Records for this task
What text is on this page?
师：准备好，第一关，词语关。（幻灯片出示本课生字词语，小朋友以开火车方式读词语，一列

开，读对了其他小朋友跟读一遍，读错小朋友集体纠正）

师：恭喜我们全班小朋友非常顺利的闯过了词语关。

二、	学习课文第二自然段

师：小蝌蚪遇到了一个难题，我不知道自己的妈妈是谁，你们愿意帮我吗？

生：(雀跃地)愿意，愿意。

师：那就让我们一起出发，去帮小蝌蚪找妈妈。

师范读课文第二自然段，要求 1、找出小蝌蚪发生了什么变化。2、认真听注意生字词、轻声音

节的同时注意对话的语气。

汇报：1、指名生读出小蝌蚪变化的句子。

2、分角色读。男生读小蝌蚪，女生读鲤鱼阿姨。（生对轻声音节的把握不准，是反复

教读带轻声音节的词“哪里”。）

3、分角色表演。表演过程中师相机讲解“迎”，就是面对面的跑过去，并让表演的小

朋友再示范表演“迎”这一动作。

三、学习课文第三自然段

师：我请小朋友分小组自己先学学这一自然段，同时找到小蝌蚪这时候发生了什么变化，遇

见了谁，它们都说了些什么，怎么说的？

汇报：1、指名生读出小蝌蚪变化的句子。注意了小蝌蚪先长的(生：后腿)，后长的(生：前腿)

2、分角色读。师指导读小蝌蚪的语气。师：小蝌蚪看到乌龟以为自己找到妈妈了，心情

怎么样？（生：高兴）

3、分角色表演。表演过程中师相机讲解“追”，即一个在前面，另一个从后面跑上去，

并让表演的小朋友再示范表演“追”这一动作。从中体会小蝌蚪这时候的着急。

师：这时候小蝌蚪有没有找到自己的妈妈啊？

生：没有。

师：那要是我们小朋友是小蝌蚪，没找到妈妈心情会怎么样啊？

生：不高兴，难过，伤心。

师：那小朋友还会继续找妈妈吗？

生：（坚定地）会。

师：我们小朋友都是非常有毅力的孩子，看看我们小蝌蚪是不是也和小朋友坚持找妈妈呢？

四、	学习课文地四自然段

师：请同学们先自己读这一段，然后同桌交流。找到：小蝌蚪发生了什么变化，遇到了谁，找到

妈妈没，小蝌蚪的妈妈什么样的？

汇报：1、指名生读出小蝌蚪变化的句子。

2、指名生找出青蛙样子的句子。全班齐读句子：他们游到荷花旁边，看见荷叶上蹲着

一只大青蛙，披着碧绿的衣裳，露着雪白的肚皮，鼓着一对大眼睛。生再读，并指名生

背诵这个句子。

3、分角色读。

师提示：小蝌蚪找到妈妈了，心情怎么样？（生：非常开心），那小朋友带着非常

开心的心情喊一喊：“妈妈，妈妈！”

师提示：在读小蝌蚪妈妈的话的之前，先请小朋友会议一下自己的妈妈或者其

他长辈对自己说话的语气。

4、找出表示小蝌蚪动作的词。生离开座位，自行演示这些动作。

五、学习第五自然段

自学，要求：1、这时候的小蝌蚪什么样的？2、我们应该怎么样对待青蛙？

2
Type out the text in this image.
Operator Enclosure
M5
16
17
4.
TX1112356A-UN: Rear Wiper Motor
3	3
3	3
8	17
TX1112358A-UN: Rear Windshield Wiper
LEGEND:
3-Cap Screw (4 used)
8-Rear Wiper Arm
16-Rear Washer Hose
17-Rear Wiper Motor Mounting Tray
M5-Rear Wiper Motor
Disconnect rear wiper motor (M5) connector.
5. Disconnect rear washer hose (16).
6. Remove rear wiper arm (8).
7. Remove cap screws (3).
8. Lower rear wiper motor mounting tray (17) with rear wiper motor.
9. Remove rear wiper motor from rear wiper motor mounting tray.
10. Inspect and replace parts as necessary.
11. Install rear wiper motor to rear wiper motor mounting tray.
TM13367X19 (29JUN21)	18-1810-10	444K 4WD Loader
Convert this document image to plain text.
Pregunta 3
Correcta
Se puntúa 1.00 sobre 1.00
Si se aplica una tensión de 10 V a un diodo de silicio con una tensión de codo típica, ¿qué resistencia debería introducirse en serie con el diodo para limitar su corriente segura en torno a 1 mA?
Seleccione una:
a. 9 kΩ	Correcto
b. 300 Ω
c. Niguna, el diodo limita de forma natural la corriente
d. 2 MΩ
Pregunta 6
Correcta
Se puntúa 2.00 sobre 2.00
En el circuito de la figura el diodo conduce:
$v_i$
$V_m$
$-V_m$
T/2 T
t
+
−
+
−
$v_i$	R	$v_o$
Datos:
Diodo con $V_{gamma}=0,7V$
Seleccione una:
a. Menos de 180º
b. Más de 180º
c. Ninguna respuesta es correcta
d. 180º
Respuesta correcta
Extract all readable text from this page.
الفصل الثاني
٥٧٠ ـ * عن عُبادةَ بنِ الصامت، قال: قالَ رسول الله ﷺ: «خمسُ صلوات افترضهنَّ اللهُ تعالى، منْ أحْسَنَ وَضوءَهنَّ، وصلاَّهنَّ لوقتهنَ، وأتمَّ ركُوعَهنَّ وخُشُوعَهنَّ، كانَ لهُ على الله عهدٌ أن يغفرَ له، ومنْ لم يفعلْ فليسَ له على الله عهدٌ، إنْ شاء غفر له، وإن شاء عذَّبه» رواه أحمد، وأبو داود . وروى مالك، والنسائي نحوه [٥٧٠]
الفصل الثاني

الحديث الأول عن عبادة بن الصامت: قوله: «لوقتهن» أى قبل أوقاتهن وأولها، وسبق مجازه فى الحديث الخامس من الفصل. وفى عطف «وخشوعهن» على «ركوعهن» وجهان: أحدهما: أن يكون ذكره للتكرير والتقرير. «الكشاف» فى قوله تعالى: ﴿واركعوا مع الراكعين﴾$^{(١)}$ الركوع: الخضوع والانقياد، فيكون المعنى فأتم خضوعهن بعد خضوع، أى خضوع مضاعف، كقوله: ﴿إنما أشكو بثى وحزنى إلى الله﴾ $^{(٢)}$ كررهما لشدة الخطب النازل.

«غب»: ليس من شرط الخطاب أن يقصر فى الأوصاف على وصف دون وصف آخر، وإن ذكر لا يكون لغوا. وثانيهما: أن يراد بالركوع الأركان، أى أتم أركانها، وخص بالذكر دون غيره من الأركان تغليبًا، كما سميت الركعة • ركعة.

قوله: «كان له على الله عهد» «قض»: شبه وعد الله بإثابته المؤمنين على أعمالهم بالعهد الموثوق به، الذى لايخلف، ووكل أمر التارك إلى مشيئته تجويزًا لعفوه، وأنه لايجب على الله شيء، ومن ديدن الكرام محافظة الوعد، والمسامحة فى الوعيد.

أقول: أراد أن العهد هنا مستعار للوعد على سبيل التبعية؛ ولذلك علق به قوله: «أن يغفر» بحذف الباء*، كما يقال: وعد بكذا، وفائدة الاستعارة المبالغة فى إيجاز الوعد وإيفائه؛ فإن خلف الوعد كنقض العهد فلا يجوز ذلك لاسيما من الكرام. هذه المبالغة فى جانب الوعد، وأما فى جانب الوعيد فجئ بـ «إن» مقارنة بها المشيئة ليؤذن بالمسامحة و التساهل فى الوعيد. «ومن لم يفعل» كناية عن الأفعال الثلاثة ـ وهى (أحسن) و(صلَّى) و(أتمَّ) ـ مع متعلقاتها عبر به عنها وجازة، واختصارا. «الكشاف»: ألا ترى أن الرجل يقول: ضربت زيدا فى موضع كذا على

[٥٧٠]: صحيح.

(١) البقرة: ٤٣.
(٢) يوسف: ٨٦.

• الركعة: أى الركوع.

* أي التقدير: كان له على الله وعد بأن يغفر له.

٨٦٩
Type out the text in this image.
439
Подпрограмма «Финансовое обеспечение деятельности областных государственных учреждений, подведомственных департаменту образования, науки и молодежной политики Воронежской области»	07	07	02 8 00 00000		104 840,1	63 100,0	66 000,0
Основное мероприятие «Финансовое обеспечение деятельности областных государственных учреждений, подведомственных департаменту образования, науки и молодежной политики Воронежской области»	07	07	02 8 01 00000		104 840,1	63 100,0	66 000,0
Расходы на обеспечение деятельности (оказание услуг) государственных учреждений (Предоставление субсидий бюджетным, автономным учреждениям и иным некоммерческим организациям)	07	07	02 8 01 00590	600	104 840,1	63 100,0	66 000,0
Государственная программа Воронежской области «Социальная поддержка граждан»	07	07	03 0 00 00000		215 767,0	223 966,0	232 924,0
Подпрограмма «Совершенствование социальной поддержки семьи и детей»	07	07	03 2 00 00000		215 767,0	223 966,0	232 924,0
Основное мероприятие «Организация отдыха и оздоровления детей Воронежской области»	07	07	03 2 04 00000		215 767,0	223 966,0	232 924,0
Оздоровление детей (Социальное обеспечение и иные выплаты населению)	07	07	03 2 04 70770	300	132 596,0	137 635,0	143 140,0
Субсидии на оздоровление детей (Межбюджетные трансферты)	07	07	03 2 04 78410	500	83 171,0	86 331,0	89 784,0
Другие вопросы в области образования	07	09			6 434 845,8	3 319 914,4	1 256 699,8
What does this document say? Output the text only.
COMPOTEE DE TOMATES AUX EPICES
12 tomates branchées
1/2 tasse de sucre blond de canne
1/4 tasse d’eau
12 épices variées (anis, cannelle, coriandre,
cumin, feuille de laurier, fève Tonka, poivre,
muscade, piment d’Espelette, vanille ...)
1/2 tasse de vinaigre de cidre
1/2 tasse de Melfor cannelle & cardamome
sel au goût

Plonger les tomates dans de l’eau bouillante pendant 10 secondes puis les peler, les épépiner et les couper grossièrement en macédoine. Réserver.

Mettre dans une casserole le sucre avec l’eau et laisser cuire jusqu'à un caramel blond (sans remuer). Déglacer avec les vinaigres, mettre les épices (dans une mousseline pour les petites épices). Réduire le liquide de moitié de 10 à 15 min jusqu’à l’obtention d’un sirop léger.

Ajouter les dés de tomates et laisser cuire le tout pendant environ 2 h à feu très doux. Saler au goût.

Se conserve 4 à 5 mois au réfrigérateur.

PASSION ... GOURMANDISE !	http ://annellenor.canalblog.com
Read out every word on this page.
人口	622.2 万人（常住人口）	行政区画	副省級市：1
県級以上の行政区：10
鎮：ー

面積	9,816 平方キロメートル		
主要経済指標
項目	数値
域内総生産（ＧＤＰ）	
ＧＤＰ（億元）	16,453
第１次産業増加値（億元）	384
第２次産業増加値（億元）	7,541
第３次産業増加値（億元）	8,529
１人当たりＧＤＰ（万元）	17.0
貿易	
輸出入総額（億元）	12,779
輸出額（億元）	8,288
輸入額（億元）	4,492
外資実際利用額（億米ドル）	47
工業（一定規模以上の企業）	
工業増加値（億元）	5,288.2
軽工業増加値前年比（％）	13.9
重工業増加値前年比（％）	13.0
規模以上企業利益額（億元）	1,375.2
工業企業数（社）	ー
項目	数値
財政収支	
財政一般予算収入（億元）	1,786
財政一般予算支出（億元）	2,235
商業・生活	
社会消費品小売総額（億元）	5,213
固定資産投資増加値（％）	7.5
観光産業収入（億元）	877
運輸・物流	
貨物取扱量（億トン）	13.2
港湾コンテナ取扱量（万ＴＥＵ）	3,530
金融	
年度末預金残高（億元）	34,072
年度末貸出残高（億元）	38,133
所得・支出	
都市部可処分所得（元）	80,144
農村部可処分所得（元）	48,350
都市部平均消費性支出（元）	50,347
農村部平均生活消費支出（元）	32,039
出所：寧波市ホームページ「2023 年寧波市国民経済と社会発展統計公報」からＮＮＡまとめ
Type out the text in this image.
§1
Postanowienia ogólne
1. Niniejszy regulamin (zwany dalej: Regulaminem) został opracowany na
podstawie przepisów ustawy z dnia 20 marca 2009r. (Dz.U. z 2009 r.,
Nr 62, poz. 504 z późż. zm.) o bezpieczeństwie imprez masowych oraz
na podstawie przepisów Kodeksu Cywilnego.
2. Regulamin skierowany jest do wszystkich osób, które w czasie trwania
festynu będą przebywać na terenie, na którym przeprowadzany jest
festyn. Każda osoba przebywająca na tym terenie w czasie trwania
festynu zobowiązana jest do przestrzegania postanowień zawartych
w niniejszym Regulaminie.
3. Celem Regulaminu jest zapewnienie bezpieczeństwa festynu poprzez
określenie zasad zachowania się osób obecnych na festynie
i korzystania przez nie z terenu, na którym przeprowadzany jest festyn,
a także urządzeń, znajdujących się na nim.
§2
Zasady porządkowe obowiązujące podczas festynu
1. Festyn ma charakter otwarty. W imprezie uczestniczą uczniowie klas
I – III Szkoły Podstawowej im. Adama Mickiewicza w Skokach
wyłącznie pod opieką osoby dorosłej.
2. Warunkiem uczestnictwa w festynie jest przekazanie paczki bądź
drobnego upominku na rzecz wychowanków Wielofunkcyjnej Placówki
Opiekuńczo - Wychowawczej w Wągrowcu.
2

What you have to do
Only lines with the word "لوقتهن" are wanted, so copy each one from the records.

Result of the exercise
٥٧٠ ـ * عن عُبادةَ بنِ الصامت، قال: قالَ رسول الله ﷺ: «خمسُ صلوات افترضهنَّ اللهُ تعالى، منْ أحْسَنَ وَضوءَهنَّ، وصلاَّهنَّ لوقتهنَ، وأتمَّ ركُوعَهنَّ وخُشُوعَهنَّ، كانَ لهُ على الله عهدٌ أن يغفرَ له، ومنْ لم يفعلْ فليسَ له على الله عهدٌ، إنْ شاء غفر له، وإن شاء عذَّبه» رواه أحمد، وأبو داود . وروى مالك، والنسائي نحوه [٥٧٠]
الحديث الأول عن عبادة بن الصامت: قوله: «لوقتهن» أى قبل أوقاتهن وأولها، وسبق مجازه فى الحديث الخامس من الفصل. وفى عطف «وخشوعهن» على «ركوعهن» وجهان: أحدهما: أن يكون ذكره للتكرير والتقرير. «الكشاف» فى قوله تعالى: ﴿واركعوا مع الراكعين﴾$^{(١)}$ الركوع: الخضوع والانقياد، فيكون المعنى فأتم خضوعهن بعد خضوع، أى خضوع مضاعف، كقوله: ﴿إنما أشكو بثى وحزنى إلى الله﴾ $^{(٢)}$ كررهما لشدة الخطب النازل.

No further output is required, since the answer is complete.